Directive: Your task is to transcribe all the entries exactly, excluding pictures.

Records supplied:
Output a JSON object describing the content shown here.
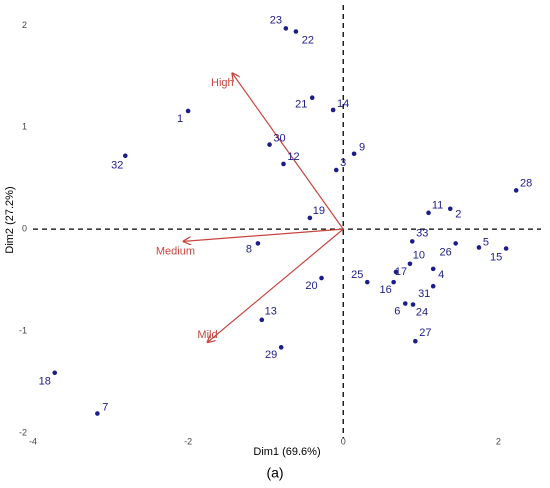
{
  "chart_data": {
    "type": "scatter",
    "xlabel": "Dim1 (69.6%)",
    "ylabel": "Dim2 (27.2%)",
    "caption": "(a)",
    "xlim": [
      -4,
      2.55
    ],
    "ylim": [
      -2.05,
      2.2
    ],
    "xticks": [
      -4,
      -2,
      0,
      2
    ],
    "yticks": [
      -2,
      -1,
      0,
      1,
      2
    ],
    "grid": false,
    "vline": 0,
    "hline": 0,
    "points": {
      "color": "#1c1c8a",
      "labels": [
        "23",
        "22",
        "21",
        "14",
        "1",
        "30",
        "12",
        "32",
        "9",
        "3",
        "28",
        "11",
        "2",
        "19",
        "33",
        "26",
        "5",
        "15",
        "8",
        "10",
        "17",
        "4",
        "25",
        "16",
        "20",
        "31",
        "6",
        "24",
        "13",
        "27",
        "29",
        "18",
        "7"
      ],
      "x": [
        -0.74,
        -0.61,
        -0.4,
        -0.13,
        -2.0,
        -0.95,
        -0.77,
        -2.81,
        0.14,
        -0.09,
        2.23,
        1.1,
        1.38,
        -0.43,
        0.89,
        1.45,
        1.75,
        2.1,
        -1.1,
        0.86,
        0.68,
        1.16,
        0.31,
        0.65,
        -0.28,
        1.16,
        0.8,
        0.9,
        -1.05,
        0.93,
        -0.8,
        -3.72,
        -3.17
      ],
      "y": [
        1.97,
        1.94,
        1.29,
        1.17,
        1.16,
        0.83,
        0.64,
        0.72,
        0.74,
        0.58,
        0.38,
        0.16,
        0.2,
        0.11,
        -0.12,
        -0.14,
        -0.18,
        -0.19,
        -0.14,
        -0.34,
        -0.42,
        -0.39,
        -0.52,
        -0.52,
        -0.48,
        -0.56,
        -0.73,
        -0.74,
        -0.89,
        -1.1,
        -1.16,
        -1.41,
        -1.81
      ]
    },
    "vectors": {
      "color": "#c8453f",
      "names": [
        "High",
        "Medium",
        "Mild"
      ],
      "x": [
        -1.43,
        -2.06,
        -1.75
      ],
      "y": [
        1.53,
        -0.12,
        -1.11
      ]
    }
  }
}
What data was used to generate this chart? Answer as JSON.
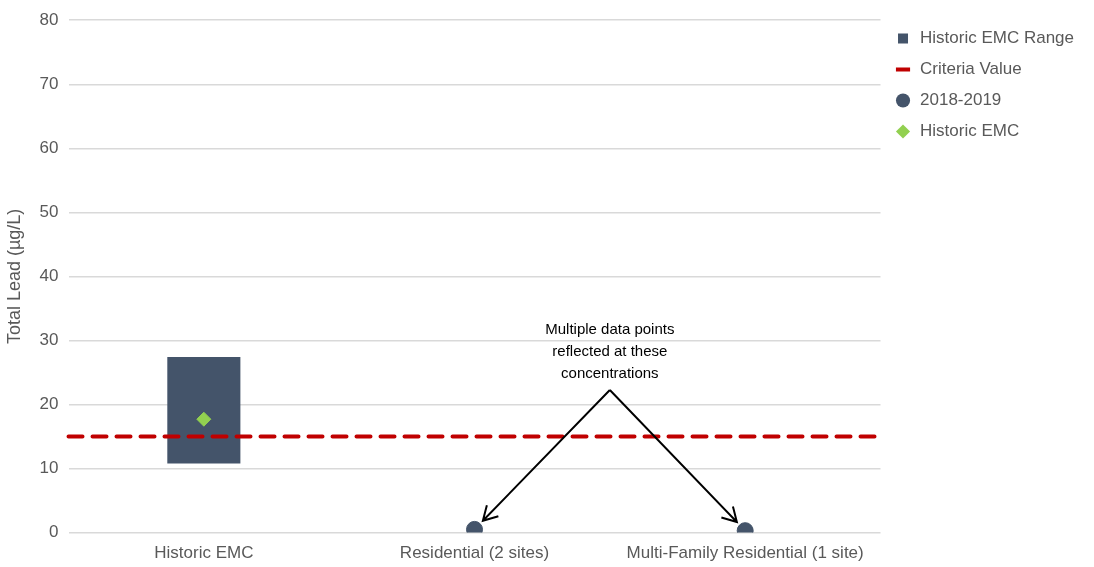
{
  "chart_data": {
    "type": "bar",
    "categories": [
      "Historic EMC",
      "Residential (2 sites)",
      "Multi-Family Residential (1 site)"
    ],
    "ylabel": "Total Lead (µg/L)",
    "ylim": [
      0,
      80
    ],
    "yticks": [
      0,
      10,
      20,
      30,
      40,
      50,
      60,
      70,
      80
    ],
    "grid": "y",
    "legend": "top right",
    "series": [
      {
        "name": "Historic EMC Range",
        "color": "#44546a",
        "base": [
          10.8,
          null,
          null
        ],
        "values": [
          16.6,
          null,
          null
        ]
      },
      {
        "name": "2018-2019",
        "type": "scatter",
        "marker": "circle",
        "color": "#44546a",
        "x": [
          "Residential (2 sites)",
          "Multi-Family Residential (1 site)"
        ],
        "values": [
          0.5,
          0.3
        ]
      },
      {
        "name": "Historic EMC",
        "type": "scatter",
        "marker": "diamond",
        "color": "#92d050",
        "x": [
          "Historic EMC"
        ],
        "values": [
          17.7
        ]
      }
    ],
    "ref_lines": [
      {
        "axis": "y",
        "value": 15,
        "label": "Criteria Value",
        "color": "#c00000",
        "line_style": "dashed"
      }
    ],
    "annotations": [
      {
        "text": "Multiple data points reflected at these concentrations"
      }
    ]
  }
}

Response for this exercise:
Output a JSON object describing the content shown here.
{
  "chart_data": {
    "type": "scatter",
    "xlabel": "Dim1 (69.6%)",
    "ylabel": "Dim2 (27.2%)",
    "caption": "(a)",
    "xlim": [
      -4,
      2.55
    ],
    "ylim": [
      -2.05,
      2.2
    ],
    "xticks": [
      -4,
      -2,
      0,
      2
    ],
    "yticks": [
      -2,
      -1,
      0,
      1,
      2
    ],
    "grid": false,
    "vline": 0,
    "hline": 0,
    "points": {
      "color": "#1c1c8a",
      "labels": [
        "23",
        "22",
        "21",
        "14",
        "1",
        "30",
        "12",
        "32",
        "9",
        "3",
        "28",
        "11",
        "2",
        "19",
        "33",
        "26",
        "5",
        "15",
        "8",
        "10",
        "17",
        "4",
        "25",
        "16",
        "20",
        "31",
        "6",
        "24",
        "13",
        "27",
        "29",
        "18",
        "7"
      ],
      "x": [
        -0.74,
        -0.61,
        -0.4,
        -0.13,
        -2.0,
        -0.95,
        -0.77,
        -2.81,
        0.14,
        -0.09,
        2.23,
        1.1,
        1.38,
        -0.43,
        0.89,
        1.45,
        1.75,
        2.1,
        -1.1,
        0.86,
        0.68,
        1.16,
        0.31,
        0.65,
        -0.28,
        1.16,
        0.8,
        0.9,
        -1.05,
        0.93,
        -0.8,
        -3.72,
        -3.17
      ],
      "y": [
        1.97,
        1.94,
        1.29,
        1.17,
        1.16,
        0.83,
        0.64,
        0.72,
        0.74,
        0.58,
        0.38,
        0.16,
        0.2,
        0.11,
        -0.12,
        -0.14,
        -0.18,
        -0.19,
        -0.14,
        -0.34,
        -0.42,
        -0.39,
        -0.52,
        -0.52,
        -0.48,
        -0.56,
        -0.73,
        -0.74,
        -0.89,
        -1.1,
        -1.16,
        -1.41,
        -1.81
      ]
    },
    "vectors": {
      "color": "#c8453f",
      "names": [
        "High",
        "Medium",
        "Mild"
      ],
      "x": [
        -1.43,
        -2.06,
        -1.75
      ],
      "y": [
        1.53,
        -0.12,
        -1.11
      ]
    }
  }
}
What data was used to generate this chart? Answer as JSON.
{
  "chart_data": {
    "type": "bar",
    "categories": [
      "Historic EMC",
      "Residential (2 sites)",
      "Multi-Family Residential (1 site)"
    ],
    "ylabel": "Total Lead (µg/L)",
    "ylim": [
      0,
      80
    ],
    "yticks": [
      0,
      10,
      20,
      30,
      40,
      50,
      60,
      70,
      80
    ],
    "grid": "y",
    "legend": "top right",
    "series": [
      {
        "name": "Historic EMC Range",
        "color": "#44546a",
        "base": [
          10.8,
          null,
          null
        ],
        "values": [
          16.6,
          null,
          null
        ]
      },
      {
        "name": "2018-2019",
        "type": "scatter",
        "marker": "circle",
        "color": "#44546a",
        "x": [
          "Residential (2 sites)",
          "Multi-Family Residential (1 site)"
        ],
        "values": [
          0.5,
          0.3
        ]
      },
      {
        "name": "Historic EMC",
        "type": "scatter",
        "marker": "diamond",
        "color": "#92d050",
        "x": [
          "Historic EMC"
        ],
        "values": [
          17.7
        ]
      }
    ],
    "ref_lines": [
      {
        "axis": "y",
        "value": 15,
        "label": "Criteria Value",
        "color": "#c00000",
        "line_style": "dashed"
      }
    ],
    "annotations": [
      {
        "text": "Multiple data points reflected at these concentrations"
      }
    ]
  }
}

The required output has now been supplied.